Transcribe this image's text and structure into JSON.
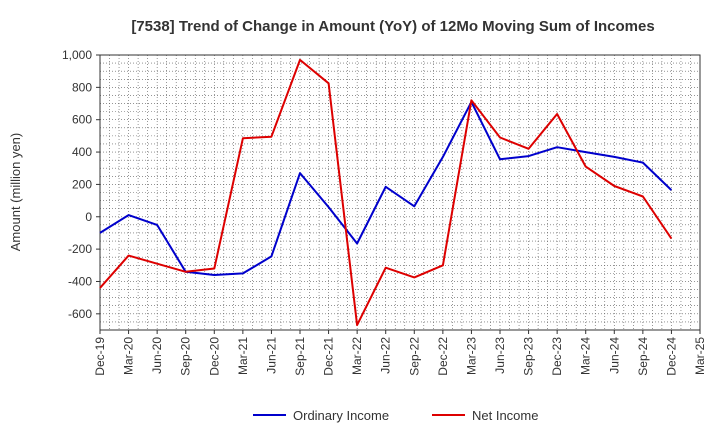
{
  "chart_data": {
    "type": "line",
    "title": "[7538]  Trend of Change in Amount (YoY) of 12Mo Moving Sum of Incomes",
    "xlabel": "",
    "ylabel": "Amount (million yen)",
    "ylim": [
      -700,
      1000
    ],
    "yticks": [
      -600,
      -400,
      -200,
      0,
      200,
      400,
      600,
      800,
      1000
    ],
    "ytick_labels": [
      "-600",
      "-400",
      "-200",
      "0",
      "200",
      "400",
      "600",
      "800",
      "1,000"
    ],
    "categories": [
      "Dec-19",
      "Mar-20",
      "Jun-20",
      "Sep-20",
      "Dec-20",
      "Mar-21",
      "Jun-21",
      "Sep-21",
      "Dec-21",
      "Mar-22",
      "Jun-22",
      "Sep-22",
      "Dec-22",
      "Mar-23",
      "Jun-23",
      "Sep-23",
      "Dec-23",
      "Mar-24",
      "Jun-24",
      "Sep-24",
      "Dec-24",
      "Mar-25"
    ],
    "grid": true,
    "legend": "bottom",
    "series": [
      {
        "name": "Ordinary Income",
        "color": "#0000cc",
        "values": [
          -100,
          10,
          -50,
          -340,
          -360,
          -350,
          -245,
          270,
          60,
          -165,
          185,
          65,
          370,
          710,
          355,
          375,
          430,
          400,
          370,
          335,
          165,
          null
        ]
      },
      {
        "name": "Net Income",
        "color": "#dd0000",
        "values": [
          -440,
          -240,
          -290,
          -340,
          -320,
          485,
          495,
          970,
          825,
          -670,
          -315,
          -375,
          -300,
          720,
          490,
          420,
          635,
          310,
          190,
          125,
          -135,
          null
        ]
      }
    ]
  }
}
= = =
● Exercise goal: Make an exact copy of the records shown above, without the pictures.

● Reply:
Transcribe this image's text and structure into JSON.
{
  "chart_data": {
    "type": "line",
    "title": "[7538]  Trend of Change in Amount (YoY) of 12Mo Moving Sum of Incomes",
    "xlabel": "",
    "ylabel": "Amount (million yen)",
    "ylim": [
      -700,
      1000
    ],
    "yticks": [
      -600,
      -400,
      -200,
      0,
      200,
      400,
      600,
      800,
      1000
    ],
    "ytick_labels": [
      "-600",
      "-400",
      "-200",
      "0",
      "200",
      "400",
      "600",
      "800",
      "1,000"
    ],
    "categories": [
      "Dec-19",
      "Mar-20",
      "Jun-20",
      "Sep-20",
      "Dec-20",
      "Mar-21",
      "Jun-21",
      "Sep-21",
      "Dec-21",
      "Mar-22",
      "Jun-22",
      "Sep-22",
      "Dec-22",
      "Mar-23",
      "Jun-23",
      "Sep-23",
      "Dec-23",
      "Mar-24",
      "Jun-24",
      "Sep-24",
      "Dec-24",
      "Mar-25"
    ],
    "grid": true,
    "legend": "bottom",
    "series": [
      {
        "name": "Ordinary Income",
        "color": "#0000cc",
        "values": [
          -100,
          10,
          -50,
          -340,
          -360,
          -350,
          -245,
          270,
          60,
          -165,
          185,
          65,
          370,
          710,
          355,
          375,
          430,
          400,
          370,
          335,
          165,
          null
        ]
      },
      {
        "name": "Net Income",
        "color": "#dd0000",
        "values": [
          -440,
          -240,
          -290,
          -340,
          -320,
          485,
          495,
          970,
          825,
          -670,
          -315,
          -375,
          -300,
          720,
          490,
          420,
          635,
          310,
          190,
          125,
          -135,
          null
        ]
      }
    ]
  }
}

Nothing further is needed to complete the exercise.